Task goal:
Locate every line in the material below that has the word "yang". Copy each of those lines.
====== Data for processing
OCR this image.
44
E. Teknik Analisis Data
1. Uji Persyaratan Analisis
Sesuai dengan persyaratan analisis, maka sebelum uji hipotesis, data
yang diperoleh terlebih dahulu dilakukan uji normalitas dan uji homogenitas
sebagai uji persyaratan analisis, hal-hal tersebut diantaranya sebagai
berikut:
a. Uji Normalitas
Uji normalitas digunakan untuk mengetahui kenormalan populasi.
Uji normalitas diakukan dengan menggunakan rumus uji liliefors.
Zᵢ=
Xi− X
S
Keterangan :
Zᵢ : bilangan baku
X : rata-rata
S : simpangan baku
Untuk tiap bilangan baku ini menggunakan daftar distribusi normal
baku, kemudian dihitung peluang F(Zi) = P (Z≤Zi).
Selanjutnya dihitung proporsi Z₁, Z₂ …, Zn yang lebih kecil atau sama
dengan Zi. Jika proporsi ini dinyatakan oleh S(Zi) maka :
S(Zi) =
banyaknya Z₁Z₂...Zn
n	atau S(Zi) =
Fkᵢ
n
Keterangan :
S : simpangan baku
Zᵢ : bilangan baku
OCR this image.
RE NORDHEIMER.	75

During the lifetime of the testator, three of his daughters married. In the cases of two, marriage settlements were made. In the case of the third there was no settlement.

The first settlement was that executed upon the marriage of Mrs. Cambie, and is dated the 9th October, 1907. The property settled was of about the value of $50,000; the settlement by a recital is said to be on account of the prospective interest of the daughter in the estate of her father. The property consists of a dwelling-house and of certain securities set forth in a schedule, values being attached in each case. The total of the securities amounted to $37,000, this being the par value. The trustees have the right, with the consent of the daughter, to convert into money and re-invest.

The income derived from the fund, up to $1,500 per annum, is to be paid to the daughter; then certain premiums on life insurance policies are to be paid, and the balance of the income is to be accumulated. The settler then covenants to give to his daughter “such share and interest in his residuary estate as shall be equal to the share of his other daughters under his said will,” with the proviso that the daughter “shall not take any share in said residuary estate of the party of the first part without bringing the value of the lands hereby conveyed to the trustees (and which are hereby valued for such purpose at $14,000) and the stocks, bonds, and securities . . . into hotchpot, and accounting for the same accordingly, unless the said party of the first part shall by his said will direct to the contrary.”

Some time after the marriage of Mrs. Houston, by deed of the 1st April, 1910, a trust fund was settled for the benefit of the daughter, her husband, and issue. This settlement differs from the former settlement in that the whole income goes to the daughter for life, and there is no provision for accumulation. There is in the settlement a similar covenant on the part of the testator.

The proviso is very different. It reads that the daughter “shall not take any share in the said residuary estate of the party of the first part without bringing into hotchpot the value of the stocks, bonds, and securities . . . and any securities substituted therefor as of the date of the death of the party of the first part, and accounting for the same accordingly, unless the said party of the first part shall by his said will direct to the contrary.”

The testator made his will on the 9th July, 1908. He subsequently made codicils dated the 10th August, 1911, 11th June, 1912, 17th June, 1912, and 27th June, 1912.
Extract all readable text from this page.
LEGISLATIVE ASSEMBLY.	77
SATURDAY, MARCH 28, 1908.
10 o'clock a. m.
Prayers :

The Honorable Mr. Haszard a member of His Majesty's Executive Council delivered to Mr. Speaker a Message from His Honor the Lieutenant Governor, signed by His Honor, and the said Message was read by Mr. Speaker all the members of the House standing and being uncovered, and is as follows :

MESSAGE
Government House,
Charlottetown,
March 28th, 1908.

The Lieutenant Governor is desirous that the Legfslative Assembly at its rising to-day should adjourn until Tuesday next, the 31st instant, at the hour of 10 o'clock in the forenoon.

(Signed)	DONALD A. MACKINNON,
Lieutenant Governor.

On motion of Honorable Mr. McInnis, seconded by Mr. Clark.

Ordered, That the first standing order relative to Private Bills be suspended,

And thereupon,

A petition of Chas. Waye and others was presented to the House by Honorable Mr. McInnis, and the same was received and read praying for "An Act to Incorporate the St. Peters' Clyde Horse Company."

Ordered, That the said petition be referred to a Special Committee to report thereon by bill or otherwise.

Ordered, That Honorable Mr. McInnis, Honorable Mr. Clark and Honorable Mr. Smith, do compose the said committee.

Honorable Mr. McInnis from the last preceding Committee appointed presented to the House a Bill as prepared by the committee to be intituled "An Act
============
Output of the exercise:
yang diperoleh terlebih dahulu dilakukan uji normalitas dan uji homogenitas
Selanjutnya dihitung proporsi Z₁, Z₂ …, Zn yang lebih kecil atau sama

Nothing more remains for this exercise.